▶ **Exercise**: Repeat each line of the material exactly.

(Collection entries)
******************************

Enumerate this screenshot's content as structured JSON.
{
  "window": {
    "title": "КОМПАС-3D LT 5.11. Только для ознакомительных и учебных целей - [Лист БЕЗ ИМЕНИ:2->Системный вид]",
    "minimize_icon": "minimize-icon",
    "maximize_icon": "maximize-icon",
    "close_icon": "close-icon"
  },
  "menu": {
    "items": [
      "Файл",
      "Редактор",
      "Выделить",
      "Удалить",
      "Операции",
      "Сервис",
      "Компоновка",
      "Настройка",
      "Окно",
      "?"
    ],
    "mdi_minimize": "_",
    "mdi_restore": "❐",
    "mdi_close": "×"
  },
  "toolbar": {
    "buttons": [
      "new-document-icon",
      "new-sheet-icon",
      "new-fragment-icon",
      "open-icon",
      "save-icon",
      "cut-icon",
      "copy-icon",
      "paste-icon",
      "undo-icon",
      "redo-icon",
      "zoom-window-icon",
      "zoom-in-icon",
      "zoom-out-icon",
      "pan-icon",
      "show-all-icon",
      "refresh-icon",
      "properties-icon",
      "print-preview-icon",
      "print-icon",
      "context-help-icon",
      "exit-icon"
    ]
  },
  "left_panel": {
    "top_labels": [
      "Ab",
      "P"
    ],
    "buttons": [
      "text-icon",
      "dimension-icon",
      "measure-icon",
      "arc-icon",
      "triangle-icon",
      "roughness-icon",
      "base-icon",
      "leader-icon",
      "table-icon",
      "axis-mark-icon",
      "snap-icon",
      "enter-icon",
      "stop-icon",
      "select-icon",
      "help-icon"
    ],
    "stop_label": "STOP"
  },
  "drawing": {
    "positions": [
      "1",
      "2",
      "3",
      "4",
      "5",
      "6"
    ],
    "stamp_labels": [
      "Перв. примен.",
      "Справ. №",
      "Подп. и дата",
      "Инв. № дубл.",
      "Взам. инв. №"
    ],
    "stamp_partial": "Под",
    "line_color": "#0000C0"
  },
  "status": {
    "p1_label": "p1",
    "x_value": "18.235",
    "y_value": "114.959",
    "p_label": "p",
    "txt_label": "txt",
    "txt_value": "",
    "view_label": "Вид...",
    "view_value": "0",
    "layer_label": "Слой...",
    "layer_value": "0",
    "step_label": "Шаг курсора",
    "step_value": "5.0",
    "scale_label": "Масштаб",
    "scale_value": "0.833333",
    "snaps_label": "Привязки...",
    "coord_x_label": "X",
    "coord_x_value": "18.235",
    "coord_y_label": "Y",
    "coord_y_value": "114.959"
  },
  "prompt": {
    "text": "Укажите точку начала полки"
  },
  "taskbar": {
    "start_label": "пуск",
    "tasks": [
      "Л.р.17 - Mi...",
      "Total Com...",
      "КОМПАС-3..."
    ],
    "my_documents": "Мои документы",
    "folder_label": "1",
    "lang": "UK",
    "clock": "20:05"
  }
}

******************************

▶ **Written response**:
Enumerate this screenshot's content as structured JSON.
{
  "window": {
    "title": "КОМПАС-3D LT 5.11. Только для ознакомительных и учебных целей - [Лист БЕЗ ИМЕНИ:2->Системный вид]",
    "minimize_icon": "minimize-icon",
    "maximize_icon": "maximize-icon",
    "close_icon": "close-icon"
  },
  "menu": {
    "items": [
      "Файл",
      "Редактор",
      "Выделить",
      "Удалить",
      "Операции",
      "Сервис",
      "Компоновка",
      "Настройка",
      "Окно",
      "?"
    ],
    "mdi_minimize": "_",
    "mdi_restore": "❐",
    "mdi_close": "×"
  },
  "toolbar": {
    "buttons": [
      "new-document-icon",
      "new-sheet-icon",
      "new-fragment-icon",
      "open-icon",
      "save-icon",
      "cut-icon",
      "copy-icon",
      "paste-icon",
      "undo-icon",
      "redo-icon",
      "zoom-window-icon",
      "zoom-in-icon",
      "zoom-out-icon",
      "pan-icon",
      "show-all-icon",
      "refresh-icon",
      "properties-icon",
      "print-preview-icon",
      "print-icon",
      "context-help-icon",
      "exit-icon"
    ]
  },
  "left_panel": {
    "top_labels": [
      "Ab",
      "P"
    ],
    "buttons": [
      "text-icon",
      "dimension-icon",
      "measure-icon",
      "arc-icon",
      "triangle-icon",
      "roughness-icon",
      "base-icon",
      "leader-icon",
      "table-icon",
      "axis-mark-icon",
      "snap-icon",
      "enter-icon",
      "stop-icon",
      "select-icon",
      "help-icon"
    ],
    "stop_label": "STOP"
  },
  "drawing": {
    "positions": [
      "1",
      "2",
      "3",
      "4",
      "5",
      "6"
    ],
    "stamp_labels": [
      "Перв. примен.",
      "Справ. №",
      "Подп. и дата",
      "Инв. № дубл.",
      "Взам. инв. №"
    ],
    "stamp_partial": "Под",
    "line_color": "#0000C0"
  },
  "status": {
    "p1_label": "p1",
    "x_value": "18.235",
    "y_value": "114.959",
    "p_label": "p",
    "txt_label": "txt",
    "txt_value": "",
    "view_label": "Вид...",
    "view_value": "0",
    "layer_label": "Слой...",
    "layer_value": "0",
    "step_label": "Шаг курсора",
    "step_value": "5.0",
    "scale_label": "Масштаб",
    "scale_value": "0.833333",
    "snaps_label": "Привязки...",
    "coord_x_label": "X",
    "coord_x_value": "18.235",
    "coord_y_label": "Y",
    "coord_y_value": "114.959"
  },
  "prompt": {
    "text": "Укажите точку начала полки"
  },
  "taskbar": {
    "start_label": "пуск",
    "tasks": [
      "Л.р.17 - Mi...",
      "Total Com...",
      "КОМПАС-3..."
    ],
    "my_documents": "Мои документы",
    "folder_label": "1",
    "lang": "UK",
    "clock": "20:05"
  }
}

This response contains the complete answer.